Tasks and exercises |
a – In the piece on insurance for Uber and Lyft drivers, what did California regulators say all peer-to-peer taxi drivers were required to have?
b – Pick up the piece on insurance for Uber and Lyft drivers after its last sentence and write the next paragraph.

-- START OF Document --

Insurance Journal, by Roger Chapin
Last month, California regulators said all “peer-to-peer” taxi drivers (i.e. Uber & Lyft) were required to have “commercial” plates, stating “customers have inquired about this process and received inconsistent information.” A few days later the DMV said they were reevaluating their decision.
In Florida, regulators are giving the same conflicting messages when it comes to insurance for Uber and Lyft drivers. Even Uber’s own drivers are asking questions. And taxi companies just want to know which rules to follow to ensure an even playing field.
Of course Uber would like you to believe insurance is a non-issue. Why? Because they know serious gaps remain in their drivers’ insurance policies and everyone from the driver, the passenger to third parties is at risk. And if they or their drivers are forced to obtain additional insurance, well of course the cost of doing business goes up. What company or consumer wants that?

-- END OF Document --
-- START OF Dataset --

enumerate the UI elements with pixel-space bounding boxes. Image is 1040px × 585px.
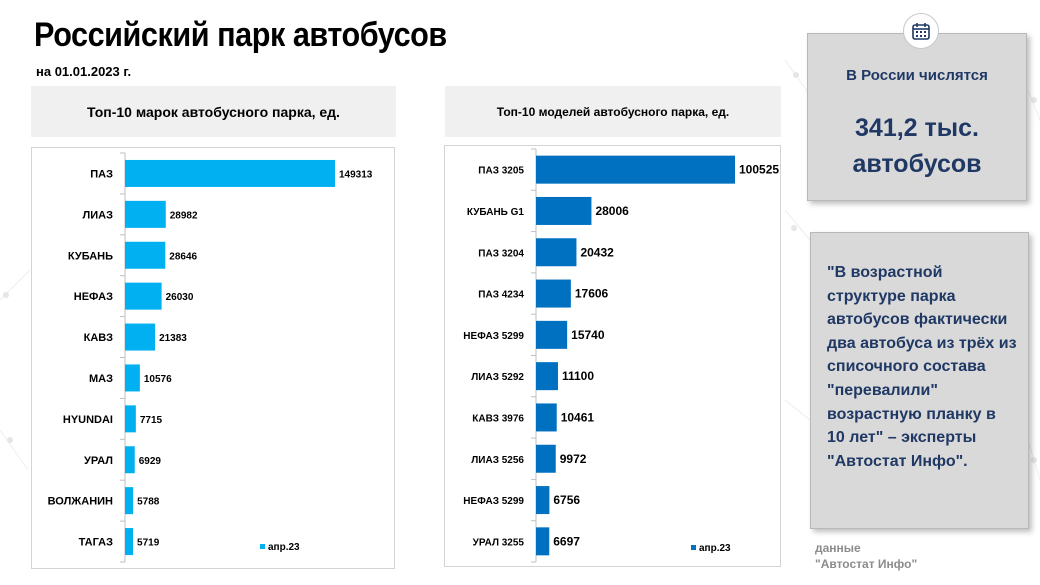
bar: [125, 282, 162, 310]
legend-label: апр.23: [268, 542, 300, 553]
bar: [536, 403, 557, 432]
calendar-badge: [903, 13, 939, 49]
bar: [125, 405, 136, 433]
data-label: 6756: [553, 493, 580, 507]
data-label: 11100: [562, 369, 594, 383]
bar: [125, 446, 135, 474]
calendar-icon: [912, 23, 930, 40]
brands-chart: ПАЗ 149313 ЛИАЗ 28982 КУБАНЬ 28646 НЕФАЗ 26030 К…: [31, 147, 395, 569]
bar: [125, 200, 166, 228]
category-label: ПАЗ 4234: [478, 290, 524, 301]
bar: [536, 196, 592, 225]
brands-chart-header: Топ-10 марок автобусного парка, ед.: [31, 86, 396, 137]
category-label: УРАЛ: [84, 455, 113, 467]
data-label: 20432: [580, 245, 614, 259]
category-label: НЕФАЗ: [74, 291, 113, 303]
category-label: КУБАНЬ: [68, 250, 113, 262]
category-label: НЕФАЗ 5299: [463, 496, 524, 507]
models-chart-svg: ПАЗ 3205 100525 КУБАНЬ G1 28006 ПАЗ 3204 2043…: [463, 148, 779, 563]
data-label: 15740: [571, 328, 605, 342]
quote-box: "В возрастной структуре парка автобусов …: [810, 232, 1029, 529]
legend-swatch: [691, 545, 696, 550]
data-label: 5788: [137, 497, 160, 508]
bar: [125, 159, 335, 187]
legend-label: апр.23: [699, 543, 731, 554]
category-label: ПАЗ: [90, 168, 113, 180]
legend-swatch: [260, 544, 265, 549]
page-subtitle: на 01.01.2023 г.: [36, 64, 132, 79]
data-label: 28646: [169, 251, 197, 262]
category-label: ТАГАЗ: [79, 537, 113, 549]
stat-value: 341,2 тыс. автобусов: [852, 114, 982, 178]
models-chart: ПАЗ 3205 100525 КУБАНЬ G1 28006 ПАЗ 3204 2043…: [444, 145, 781, 567]
bar: [536, 279, 571, 308]
source-note: данные "Автостат Инфо": [815, 541, 918, 571]
data-label: 9972: [560, 452, 587, 466]
category-label: HYUNDAI: [63, 414, 113, 426]
category-label: КУБАНЬ G1: [467, 207, 525, 218]
bar: [536, 527, 550, 556]
bar: [125, 364, 140, 392]
bar: [536, 320, 568, 349]
category-label: ПАЗ 3205: [478, 166, 524, 177]
models-chart-header: Топ-10 моделей автобусного парка, ед.: [445, 86, 781, 137]
stat-label: В России числятся: [846, 67, 988, 84]
category-label: ВОЛЖАНИН: [48, 496, 113, 508]
bar: [125, 323, 156, 351]
category-label: ЛИАЗ 5256: [471, 455, 524, 466]
data-label: 17606: [575, 287, 609, 301]
page-title: Российский парк автобусов: [34, 16, 447, 54]
data-label: 28006: [595, 204, 629, 218]
category-label: НЕФАЗ 5299: [463, 331, 524, 342]
data-label: 6929: [139, 456, 162, 467]
bar: [125, 487, 134, 515]
data-label: 26030: [166, 292, 194, 303]
category-label: КАВЗ 3976: [472, 413, 524, 424]
data-label: 21383: [159, 333, 187, 344]
data-label: 28982: [170, 210, 198, 221]
bar: [536, 362, 558, 391]
data-label: 149313: [339, 169, 373, 180]
bar: [536, 486, 550, 515]
bar: [536, 444, 556, 473]
stat-box: В России числятся 341,2 тыс. автобусов: [807, 33, 1027, 201]
category-label: ЛИАЗ: [83, 209, 114, 221]
data-label: 100525: [739, 163, 779, 177]
category-label: ЛИАЗ 5292: [471, 372, 524, 383]
category-label: МАЗ: [89, 373, 113, 385]
bar: [536, 238, 577, 267]
data-label: 7715: [140, 415, 163, 426]
data-label: 10461: [561, 410, 595, 424]
data-label: 10576: [144, 374, 172, 385]
category-label: КАВЗ: [84, 332, 113, 344]
data-label: 5719: [137, 538, 160, 549]
data-label: 6697: [553, 534, 580, 548]
brands-chart-svg: ПАЗ 149313 ЛИАЗ 28982 КУБАНЬ 28646 НЕФАЗ 26030 К…: [48, 152, 373, 563]
bar: [125, 528, 134, 556]
category-label: ПАЗ 3204: [478, 248, 524, 259]
bar: [536, 155, 735, 184]
bar: [125, 241, 166, 269]
category-label: УРАЛ 3255: [473, 537, 525, 548]
quote-text: "В возрастной структуре парка автобусов …: [827, 264, 1017, 470]
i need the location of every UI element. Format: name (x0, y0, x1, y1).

-- END OF Dataset --

The results |
a – "Commercial" plates.

b –
In Florida, despite the waffling from insurance officials, the law is clear: “a person who is either the owner or a lessee required to maintain insurance under s. 627.733(1)(b) and who operates one or more taxicabs, limousines, jitneys, or any other for-hire passenger transportation vehicles may prove financial responsibility by furnishing satisfactory evidence of holding a motor vehicle liability policy, but with minimum limits of $125,000/250,000/50,000.”
Uber’s limits of $50,000/$100,000/$25,000 are lower than this requirement. According to Uber’s website, they break down insurance coverage and liability into “periods”. “Period 1” is when the driver is logged on to the app and waiting for a fare. This action clearly meets the definition of a vehicle for hire or “taxi”, yet it does not meet the minimum standards. Too nitpicky?
And there are other areas of concern. During “Periods 2” and “3”, Uber’s bodily injury (BI) and uninsured motorist (UIM) coverage rises to $1 million each. Uber’s property damage (PD) coverage also rises to $50,000, but only if the driver’s personal insurance policy provides comprehensive and collision coverage. Drivers without comprehensive or collision coverage would not be provided any PD coverage under Uber’s policy during Period 2 and Period 3.
Yet again, this does not meet Florida minimums, and occurs at critical times in which the driver is providing “for hire” transportation. The devil is in the details.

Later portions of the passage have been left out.